Transcribe the material in full. Nothing should differ except that the pictures are left out.

*Given information*.
++++++++++

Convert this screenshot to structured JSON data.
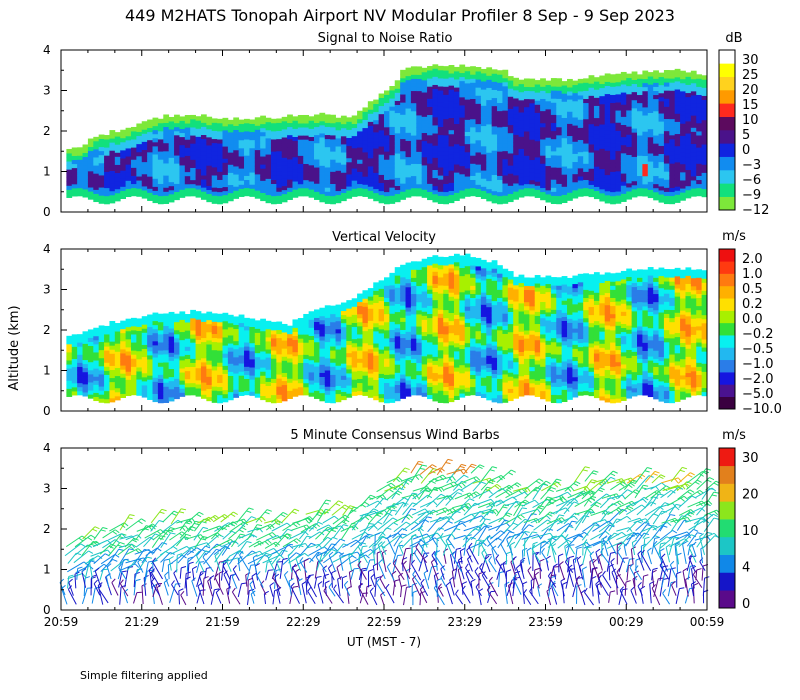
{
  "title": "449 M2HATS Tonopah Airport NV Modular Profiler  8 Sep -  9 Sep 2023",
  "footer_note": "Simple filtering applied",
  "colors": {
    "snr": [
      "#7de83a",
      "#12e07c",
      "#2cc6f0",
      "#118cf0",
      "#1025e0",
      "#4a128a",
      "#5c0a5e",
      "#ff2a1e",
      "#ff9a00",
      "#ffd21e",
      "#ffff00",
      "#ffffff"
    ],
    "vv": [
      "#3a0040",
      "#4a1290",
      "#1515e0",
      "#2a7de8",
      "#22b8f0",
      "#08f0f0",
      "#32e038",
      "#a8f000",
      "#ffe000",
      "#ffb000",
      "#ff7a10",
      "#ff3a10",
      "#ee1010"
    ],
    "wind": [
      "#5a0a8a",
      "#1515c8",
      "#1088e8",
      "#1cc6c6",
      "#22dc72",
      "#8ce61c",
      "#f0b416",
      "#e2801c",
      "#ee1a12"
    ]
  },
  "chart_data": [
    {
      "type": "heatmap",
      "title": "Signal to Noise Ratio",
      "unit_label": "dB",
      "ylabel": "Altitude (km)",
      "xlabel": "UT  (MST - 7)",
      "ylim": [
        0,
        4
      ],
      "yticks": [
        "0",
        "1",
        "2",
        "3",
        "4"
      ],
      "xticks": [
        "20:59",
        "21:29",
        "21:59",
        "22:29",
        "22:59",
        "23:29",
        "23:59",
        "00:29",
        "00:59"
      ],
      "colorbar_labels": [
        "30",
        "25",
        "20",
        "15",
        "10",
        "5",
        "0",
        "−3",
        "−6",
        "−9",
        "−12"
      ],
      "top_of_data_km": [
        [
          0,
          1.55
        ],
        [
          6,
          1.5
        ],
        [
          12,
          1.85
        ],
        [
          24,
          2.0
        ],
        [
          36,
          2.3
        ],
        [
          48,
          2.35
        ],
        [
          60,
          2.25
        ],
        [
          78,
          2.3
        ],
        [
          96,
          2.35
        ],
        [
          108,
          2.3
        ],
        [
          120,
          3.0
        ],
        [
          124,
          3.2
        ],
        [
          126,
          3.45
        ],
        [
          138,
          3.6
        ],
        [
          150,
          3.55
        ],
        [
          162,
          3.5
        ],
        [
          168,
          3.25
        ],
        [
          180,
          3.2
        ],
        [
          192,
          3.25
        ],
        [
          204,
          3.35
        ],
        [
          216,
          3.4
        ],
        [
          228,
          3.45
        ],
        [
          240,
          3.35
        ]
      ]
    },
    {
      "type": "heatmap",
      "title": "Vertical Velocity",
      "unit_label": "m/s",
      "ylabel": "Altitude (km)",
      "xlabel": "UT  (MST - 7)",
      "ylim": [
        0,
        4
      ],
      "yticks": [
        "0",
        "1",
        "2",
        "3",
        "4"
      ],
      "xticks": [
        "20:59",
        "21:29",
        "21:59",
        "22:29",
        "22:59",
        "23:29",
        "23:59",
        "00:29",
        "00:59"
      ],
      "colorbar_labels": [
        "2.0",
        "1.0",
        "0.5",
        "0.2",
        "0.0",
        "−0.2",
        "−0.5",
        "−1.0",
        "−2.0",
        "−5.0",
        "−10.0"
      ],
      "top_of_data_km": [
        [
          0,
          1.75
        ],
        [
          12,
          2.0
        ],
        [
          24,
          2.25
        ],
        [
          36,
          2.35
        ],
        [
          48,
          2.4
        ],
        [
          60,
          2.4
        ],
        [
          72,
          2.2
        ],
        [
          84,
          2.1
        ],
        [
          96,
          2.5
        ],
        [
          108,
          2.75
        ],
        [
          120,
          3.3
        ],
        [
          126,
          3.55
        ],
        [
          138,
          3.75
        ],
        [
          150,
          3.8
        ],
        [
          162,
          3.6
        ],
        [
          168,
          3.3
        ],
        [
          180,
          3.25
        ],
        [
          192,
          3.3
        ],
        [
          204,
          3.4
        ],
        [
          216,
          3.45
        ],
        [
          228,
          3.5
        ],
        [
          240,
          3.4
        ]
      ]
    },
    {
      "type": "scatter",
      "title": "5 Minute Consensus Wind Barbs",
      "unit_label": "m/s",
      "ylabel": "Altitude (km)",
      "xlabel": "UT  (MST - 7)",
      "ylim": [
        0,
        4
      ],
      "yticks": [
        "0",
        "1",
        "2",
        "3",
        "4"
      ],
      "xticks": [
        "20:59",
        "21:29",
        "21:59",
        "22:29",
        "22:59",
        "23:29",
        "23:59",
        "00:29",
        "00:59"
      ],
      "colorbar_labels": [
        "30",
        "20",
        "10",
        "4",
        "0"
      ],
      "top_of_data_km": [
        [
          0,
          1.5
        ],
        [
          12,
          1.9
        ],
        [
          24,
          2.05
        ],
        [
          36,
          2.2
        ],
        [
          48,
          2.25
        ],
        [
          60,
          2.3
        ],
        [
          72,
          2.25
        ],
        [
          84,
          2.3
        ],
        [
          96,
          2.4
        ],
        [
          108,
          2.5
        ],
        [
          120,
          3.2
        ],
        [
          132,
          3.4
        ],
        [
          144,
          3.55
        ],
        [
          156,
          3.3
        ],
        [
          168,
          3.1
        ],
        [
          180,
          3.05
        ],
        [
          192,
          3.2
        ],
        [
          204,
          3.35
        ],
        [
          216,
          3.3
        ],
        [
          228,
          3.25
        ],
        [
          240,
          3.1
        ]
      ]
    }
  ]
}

++++++++++

*Written reply*.
Convert this screenshot to structured JSON data.
{
  "title": "449 M2HATS Tonopah Airport NV Modular Profiler  8 Sep -  9 Sep 2023",
  "footer_note": "Simple filtering applied",
  "colors": {
    "snr": [
      "#7de83a",
      "#12e07c",
      "#2cc6f0",
      "#118cf0",
      "#1025e0",
      "#4a128a",
      "#5c0a5e",
      "#ff2a1e",
      "#ff9a00",
      "#ffd21e",
      "#ffff00",
      "#ffffff"
    ],
    "vv": [
      "#3a0040",
      "#4a1290",
      "#1515e0",
      "#2a7de8",
      "#22b8f0",
      "#08f0f0",
      "#32e038",
      "#a8f000",
      "#ffe000",
      "#ffb000",
      "#ff7a10",
      "#ff3a10",
      "#ee1010"
    ],
    "wind": [
      "#5a0a8a",
      "#1515c8",
      "#1088e8",
      "#1cc6c6",
      "#22dc72",
      "#8ce61c",
      "#f0b416",
      "#e2801c",
      "#ee1a12"
    ]
  },
  "chart_data": [
    {
      "type": "heatmap",
      "title": "Signal to Noise Ratio",
      "unit_label": "dB",
      "ylabel": "Altitude (km)",
      "xlabel": "UT  (MST - 7)",
      "ylim": [
        0,
        4
      ],
      "yticks": [
        "0",
        "1",
        "2",
        "3",
        "4"
      ],
      "xticks": [
        "20:59",
        "21:29",
        "21:59",
        "22:29",
        "22:59",
        "23:29",
        "23:59",
        "00:29",
        "00:59"
      ],
      "colorbar_labels": [
        "30",
        "25",
        "20",
        "15",
        "10",
        "5",
        "0",
        "−3",
        "−6",
        "−9",
        "−12"
      ],
      "top_of_data_km": [
        [
          0,
          1.55
        ],
        [
          6,
          1.5
        ],
        [
          12,
          1.85
        ],
        [
          24,
          2.0
        ],
        [
          36,
          2.3
        ],
        [
          48,
          2.35
        ],
        [
          60,
          2.25
        ],
        [
          78,
          2.3
        ],
        [
          96,
          2.35
        ],
        [
          108,
          2.3
        ],
        [
          120,
          3.0
        ],
        [
          124,
          3.2
        ],
        [
          126,
          3.45
        ],
        [
          138,
          3.6
        ],
        [
          150,
          3.55
        ],
        [
          162,
          3.5
        ],
        [
          168,
          3.25
        ],
        [
          180,
          3.2
        ],
        [
          192,
          3.25
        ],
        [
          204,
          3.35
        ],
        [
          216,
          3.4
        ],
        [
          228,
          3.45
        ],
        [
          240,
          3.35
        ]
      ]
    },
    {
      "type": "heatmap",
      "title": "Vertical Velocity",
      "unit_label": "m/s",
      "ylabel": "Altitude (km)",
      "xlabel": "UT  (MST - 7)",
      "ylim": [
        0,
        4
      ],
      "yticks": [
        "0",
        "1",
        "2",
        "3",
        "4"
      ],
      "xticks": [
        "20:59",
        "21:29",
        "21:59",
        "22:29",
        "22:59",
        "23:29",
        "23:59",
        "00:29",
        "00:59"
      ],
      "colorbar_labels": [
        "2.0",
        "1.0",
        "0.5",
        "0.2",
        "0.0",
        "−0.2",
        "−0.5",
        "−1.0",
        "−2.0",
        "−5.0",
        "−10.0"
      ],
      "top_of_data_km": [
        [
          0,
          1.75
        ],
        [
          12,
          2.0
        ],
        [
          24,
          2.25
        ],
        [
          36,
          2.35
        ],
        [
          48,
          2.4
        ],
        [
          60,
          2.4
        ],
        [
          72,
          2.2
        ],
        [
          84,
          2.1
        ],
        [
          96,
          2.5
        ],
        [
          108,
          2.75
        ],
        [
          120,
          3.3
        ],
        [
          126,
          3.55
        ],
        [
          138,
          3.75
        ],
        [
          150,
          3.8
        ],
        [
          162,
          3.6
        ],
        [
          168,
          3.3
        ],
        [
          180,
          3.25
        ],
        [
          192,
          3.3
        ],
        [
          204,
          3.4
        ],
        [
          216,
          3.45
        ],
        [
          228,
          3.5
        ],
        [
          240,
          3.4
        ]
      ]
    },
    {
      "type": "scatter",
      "title": "5 Minute Consensus Wind Barbs",
      "unit_label": "m/s",
      "ylabel": "Altitude (km)",
      "xlabel": "UT  (MST - 7)",
      "ylim": [
        0,
        4
      ],
      "yticks": [
        "0",
        "1",
        "2",
        "3",
        "4"
      ],
      "xticks": [
        "20:59",
        "21:29",
        "21:59",
        "22:29",
        "22:59",
        "23:29",
        "23:59",
        "00:29",
        "00:59"
      ],
      "colorbar_labels": [
        "30",
        "20",
        "10",
        "4",
        "0"
      ],
      "top_of_data_km": [
        [
          0,
          1.5
        ],
        [
          12,
          1.9
        ],
        [
          24,
          2.05
        ],
        [
          36,
          2.2
        ],
        [
          48,
          2.25
        ],
        [
          60,
          2.3
        ],
        [
          72,
          2.25
        ],
        [
          84,
          2.3
        ],
        [
          96,
          2.4
        ],
        [
          108,
          2.5
        ],
        [
          120,
          3.2
        ],
        [
          132,
          3.4
        ],
        [
          144,
          3.55
        ],
        [
          156,
          3.3
        ],
        [
          168,
          3.1
        ],
        [
          180,
          3.05
        ],
        [
          192,
          3.2
        ],
        [
          204,
          3.35
        ],
        [
          216,
          3.3
        ],
        [
          228,
          3.25
        ],
        [
          240,
          3.1
        ]
      ]
    }
  ]
}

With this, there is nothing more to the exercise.